● **RAW DATA**
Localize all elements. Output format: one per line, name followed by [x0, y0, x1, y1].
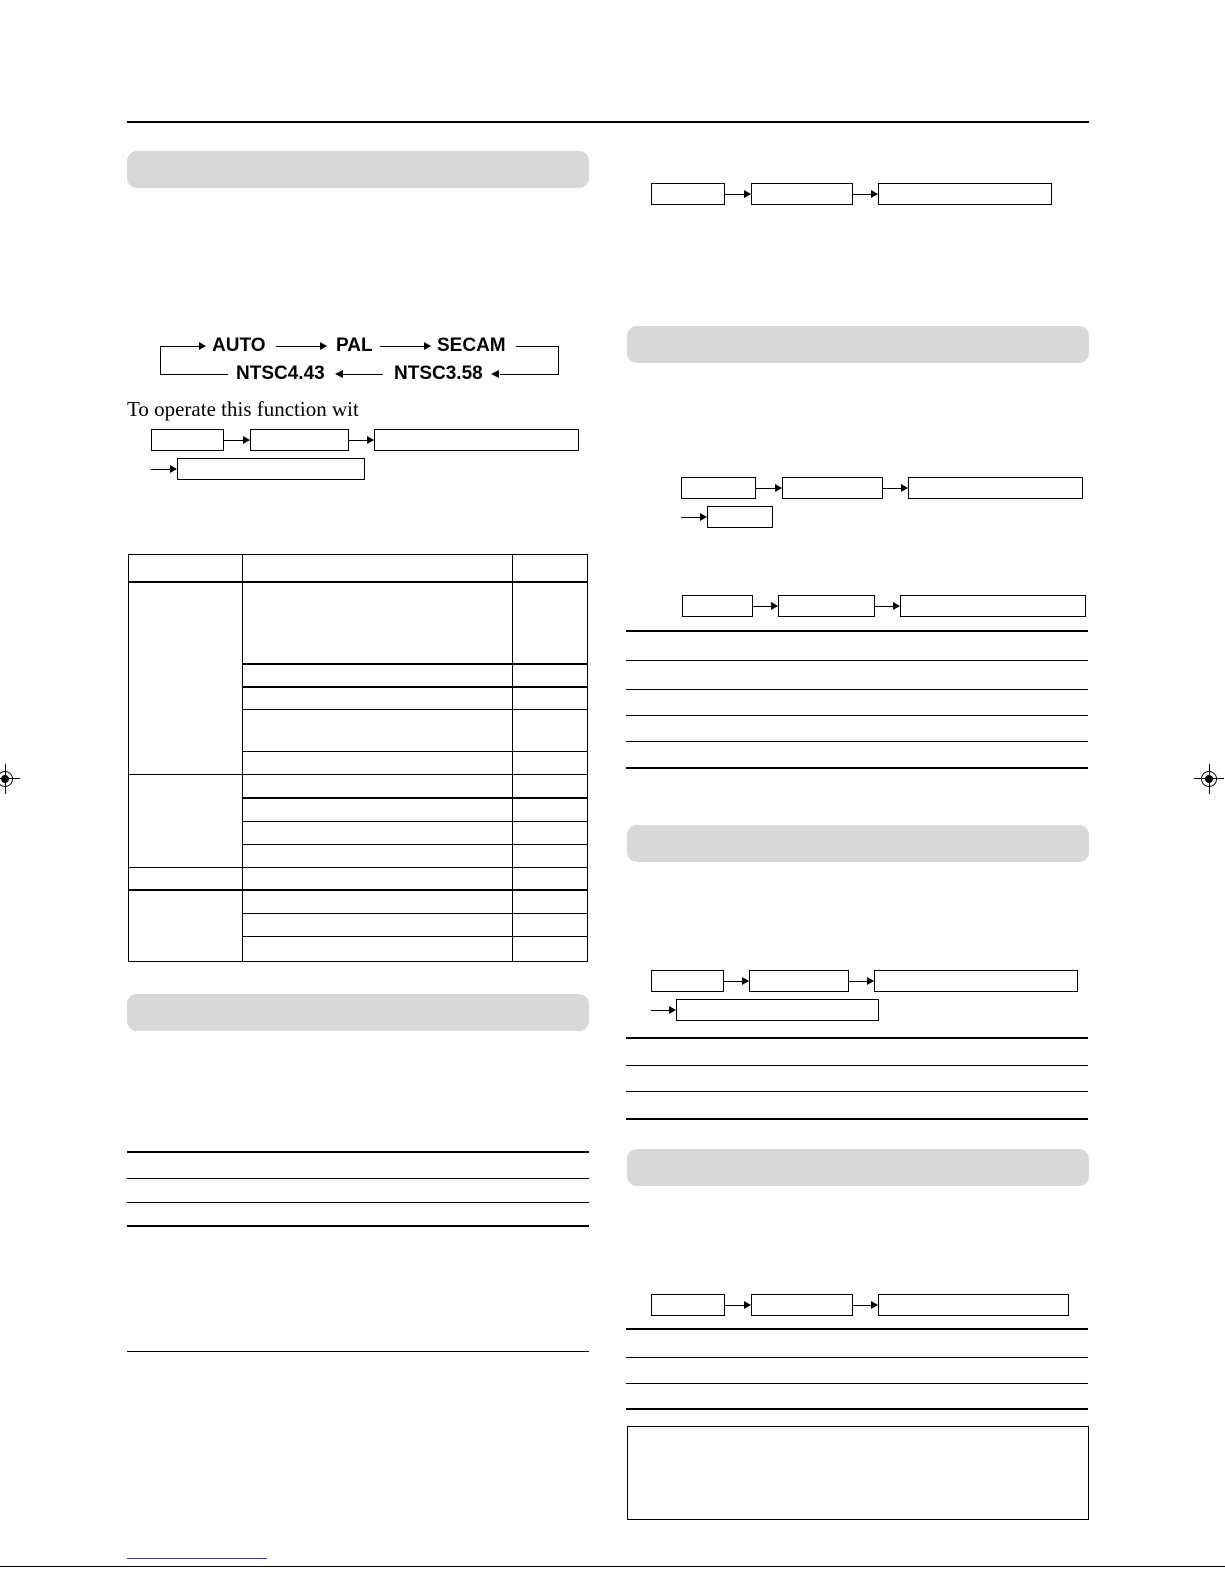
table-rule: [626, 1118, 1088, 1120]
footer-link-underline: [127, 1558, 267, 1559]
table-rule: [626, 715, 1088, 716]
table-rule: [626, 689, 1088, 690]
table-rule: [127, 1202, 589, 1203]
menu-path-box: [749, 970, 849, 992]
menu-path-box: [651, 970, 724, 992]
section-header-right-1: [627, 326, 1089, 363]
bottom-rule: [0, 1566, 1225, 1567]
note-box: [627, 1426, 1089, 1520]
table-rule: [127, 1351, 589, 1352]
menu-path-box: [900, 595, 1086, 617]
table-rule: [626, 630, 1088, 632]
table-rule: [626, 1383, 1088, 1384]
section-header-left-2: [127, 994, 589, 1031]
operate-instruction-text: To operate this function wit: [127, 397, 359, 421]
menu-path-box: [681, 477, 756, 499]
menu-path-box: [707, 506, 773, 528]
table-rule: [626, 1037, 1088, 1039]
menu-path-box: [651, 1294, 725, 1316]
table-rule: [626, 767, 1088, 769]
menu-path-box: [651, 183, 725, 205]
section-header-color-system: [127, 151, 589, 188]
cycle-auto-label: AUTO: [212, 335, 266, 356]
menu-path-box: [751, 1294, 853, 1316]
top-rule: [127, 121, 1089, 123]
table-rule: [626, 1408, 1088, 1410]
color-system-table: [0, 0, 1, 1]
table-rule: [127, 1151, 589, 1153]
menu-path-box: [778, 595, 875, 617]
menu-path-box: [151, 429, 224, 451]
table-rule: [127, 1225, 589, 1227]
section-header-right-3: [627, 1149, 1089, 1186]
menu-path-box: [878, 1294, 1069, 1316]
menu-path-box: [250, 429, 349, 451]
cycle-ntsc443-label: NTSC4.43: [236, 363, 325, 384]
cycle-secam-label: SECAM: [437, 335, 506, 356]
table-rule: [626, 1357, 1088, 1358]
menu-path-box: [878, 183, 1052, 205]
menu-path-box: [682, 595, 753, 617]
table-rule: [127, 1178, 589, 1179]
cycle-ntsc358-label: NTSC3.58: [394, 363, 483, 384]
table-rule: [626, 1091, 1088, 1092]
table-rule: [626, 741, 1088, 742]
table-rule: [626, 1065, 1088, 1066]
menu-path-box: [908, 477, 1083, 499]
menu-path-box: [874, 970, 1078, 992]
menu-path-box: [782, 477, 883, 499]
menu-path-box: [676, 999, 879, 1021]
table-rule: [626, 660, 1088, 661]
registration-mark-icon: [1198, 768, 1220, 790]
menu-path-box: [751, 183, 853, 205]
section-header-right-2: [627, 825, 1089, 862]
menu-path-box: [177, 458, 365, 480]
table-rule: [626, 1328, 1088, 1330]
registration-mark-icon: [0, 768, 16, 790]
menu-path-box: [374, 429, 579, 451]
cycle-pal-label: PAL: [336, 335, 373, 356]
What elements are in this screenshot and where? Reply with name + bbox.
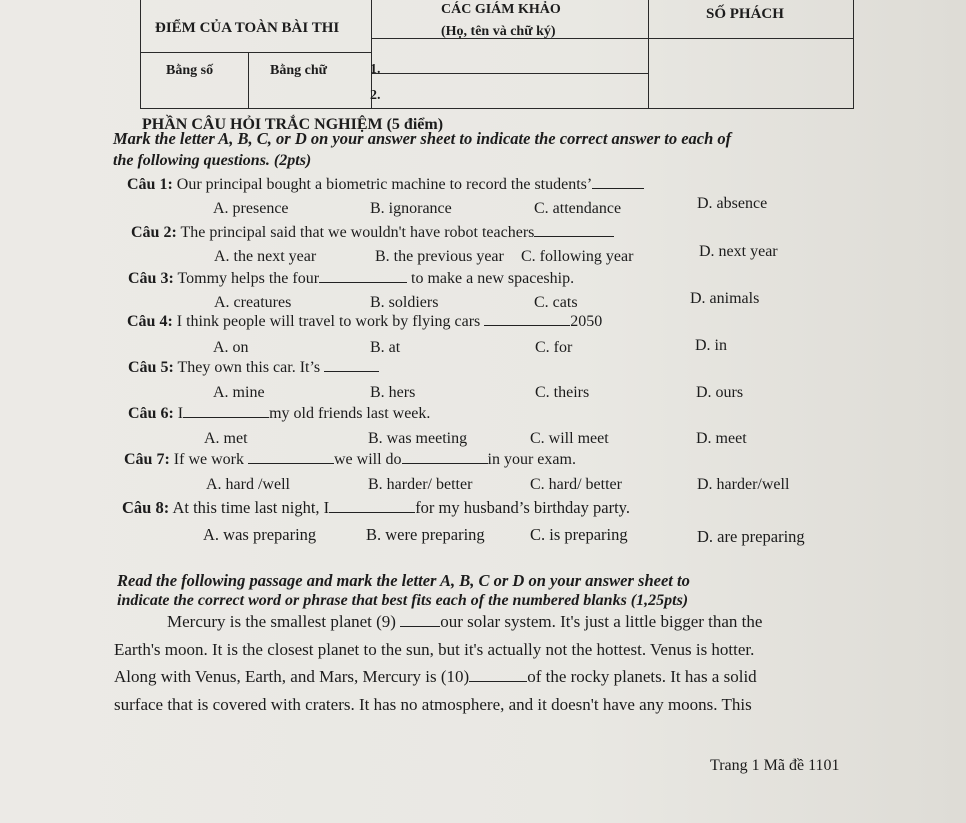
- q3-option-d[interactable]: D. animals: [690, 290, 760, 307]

● **EXERCISE OBJECTIVE**
Rewrite the material above with every "elements" changed to "items" and nothing else altered. Leave the pictures out.

● **ANSWER FOR THIS EXERCISE**
Localize all items. Output format: one per line, name followed by [x0, y0, x1, y1].
table-rule: [626, 1118, 1088, 1120]
footer-link-underline: [127, 1558, 267, 1559]
table-rule: [626, 715, 1088, 716]
table-rule: [626, 689, 1088, 690]
table-rule: [127, 1202, 589, 1203]
menu-path-box: [749, 970, 849, 992]
menu-path-box: [651, 970, 724, 992]
section-header-right-1: [627, 326, 1089, 363]
bottom-rule: [0, 1566, 1225, 1567]
note-box: [627, 1426, 1089, 1520]
table-rule: [127, 1351, 589, 1352]
menu-path-box: [900, 595, 1086, 617]
table-rule: [626, 630, 1088, 632]
table-rule: [626, 1383, 1088, 1384]
section-header-left-2: [127, 994, 589, 1031]
operate-instruction-text: To operate this function wit: [127, 397, 359, 421]
menu-path-box: [681, 477, 756, 499]
menu-path-box: [707, 506, 773, 528]
table-rule: [626, 1037, 1088, 1039]
menu-path-box: [651, 1294, 725, 1316]
table-rule: [626, 767, 1088, 769]
menu-path-box: [651, 183, 725, 205]
section-header-color-system: [127, 151, 589, 188]
cycle-auto-label: AUTO: [212, 335, 266, 356]
menu-path-box: [751, 1294, 853, 1316]
top-rule: [127, 121, 1089, 123]
table-rule: [626, 1408, 1088, 1410]
color-system-table: [0, 0, 1, 1]
table-rule: [127, 1151, 589, 1153]
menu-path-box: [778, 595, 875, 617]
menu-path-box: [151, 429, 224, 451]
table-rule: [127, 1225, 589, 1227]
section-header-right-3: [627, 1149, 1089, 1186]
menu-path-box: [878, 1294, 1069, 1316]
menu-path-box: [250, 429, 349, 451]
cycle-ntsc443-label: NTSC4.43: [236, 363, 325, 384]
cycle-secam-label: SECAM: [437, 335, 506, 356]
table-rule: [626, 1357, 1088, 1358]
menu-path-box: [878, 183, 1052, 205]
menu-path-box: [682, 595, 753, 617]
table-rule: [127, 1178, 589, 1179]
cycle-ntsc358-label: NTSC3.58: [394, 363, 483, 384]
table-rule: [626, 1091, 1088, 1092]
table-rule: [626, 741, 1088, 742]
table-rule: [626, 1065, 1088, 1066]
menu-path-box: [908, 477, 1083, 499]
menu-path-box: [874, 970, 1078, 992]
menu-path-box: [782, 477, 883, 499]
menu-path-box: [676, 999, 879, 1021]
table-rule: [626, 660, 1088, 661]
registration-mark-icon: [1198, 768, 1220, 790]
menu-path-box: [751, 183, 853, 205]
section-header-right-2: [627, 825, 1089, 862]
menu-path-box: [177, 458, 365, 480]
table-rule: [626, 1328, 1088, 1330]
registration-mark-icon: [0, 768, 16, 790]
menu-path-box: [374, 429, 579, 451]
cycle-pal-label: PAL: [336, 335, 373, 356]
What items are in this screenshot and where? Reply with name + bbox.
- q3-option-d[interactable]: D. animals: [690, 290, 760, 307]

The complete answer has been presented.